> Esercizi da svolgere:
(1) Elenca tutte le persone chiamate per nome nel brano sul vertice di Istanbul.
(2) Prosegui il brano sul vertice di Istanbul partendo dopo la sua ultima frase.

A conferma di ciò, le dichiarazioni uscite dal vertice di Istanbul sono state puntualmente all’insegna delle minacce. Il premier turco, Recep Tayyp Erdogan, ha ad esempio affermato che “se il regime siriano non collaborerà con Annan, il Consiglio di Sicurezza dell’ONU dovrà adempiere alle proprie responsabilità per mettere fine al massacro”. Per il padrone di casa della conferenza, inoltre, “se il Consiglio di Sicurezza dovesse nuovamente sfuggire a questa responsabilità storica, la comunità internazionale non avrà altra scelta che appoggiare il diritto all’auto-difesa del popolo siriano”.

Mentre tutte le delegazioni presenti domenica in Turchia non hanno esitato a puntare ancora una volta il dito contro Assad per non aver implementato il piano Annan, nessuno ha ritenuto opportuno ricordare come la stessa proposta di pace preveda lo stop alle violenze anche per l’opposizione armata. Per Damasco, la cessazione unilaterale delle operazioni militari nel paese senza una simile iniziativa dei “ribelli” rappresenterebbe infatti un vero e proprio suicidio.

Per il Segretario di Stato americano, Hillary Clinton, “dopo quasi una settimana, dobbiamo concludere che il regime ha fatto una nuova aggiunta alla sua lunga lista di promesse non mantenute”. Per questo, secondo la ex first lady, “il mondo deve giudicare Assad per le sue azioni e non per le sue parole”.

> Dati forniti:

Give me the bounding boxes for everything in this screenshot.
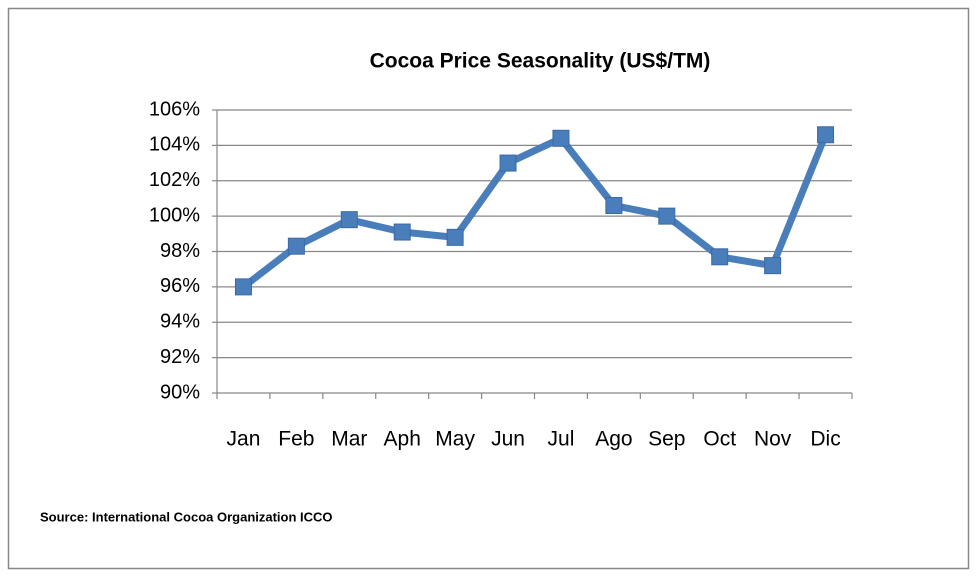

> Risposte nell'ordine:
(1) Recep Tayyp Erdogan, Annan, Assad, Hillary Clinton

(2)
Quest’ultima frase di Hillary esprime alla perfezione tutta l’ipocrisia che avvolge la politica estera statunitense, dal momento che parole simili potrebbero essere applicate precisamente ai crimini commessi dall’imperialismo americano nel mondo e nascosti dietro la retorica della democrazia e dell’intervento “umanitario”.

Proprio per aprire la strada ad un intervento esterno era stato creato il gruppo degli “Amici della Siria”, in modo da scavalcare il Consiglio di Sicurezza dell’ONU, dove nei mesi scorsi risoluzioni anti-Assad erano state bloccate dal veto di Russia e Cina per evitare il ripetersi della vicenda libica.

I governi di Mosca e Pechino, vale a dire i principali alleati di Damasco, erano entrambi assenti dal vertice di Istanbul. Nella metropoli turca erano invece presenti i rappresentanti del Consiglio Nazionale Siriano (CNS), il cui numero uno, Burhan Ghalioun, prima dell’apertura dei lavori ha invitato i governi presenti ad aumentare il loro impegno per armare il Libero Esercito della Siria e aprire al più presto corridoi “umanitari” nel paese, sostanzialmente una copertura per un intervento militare esterno.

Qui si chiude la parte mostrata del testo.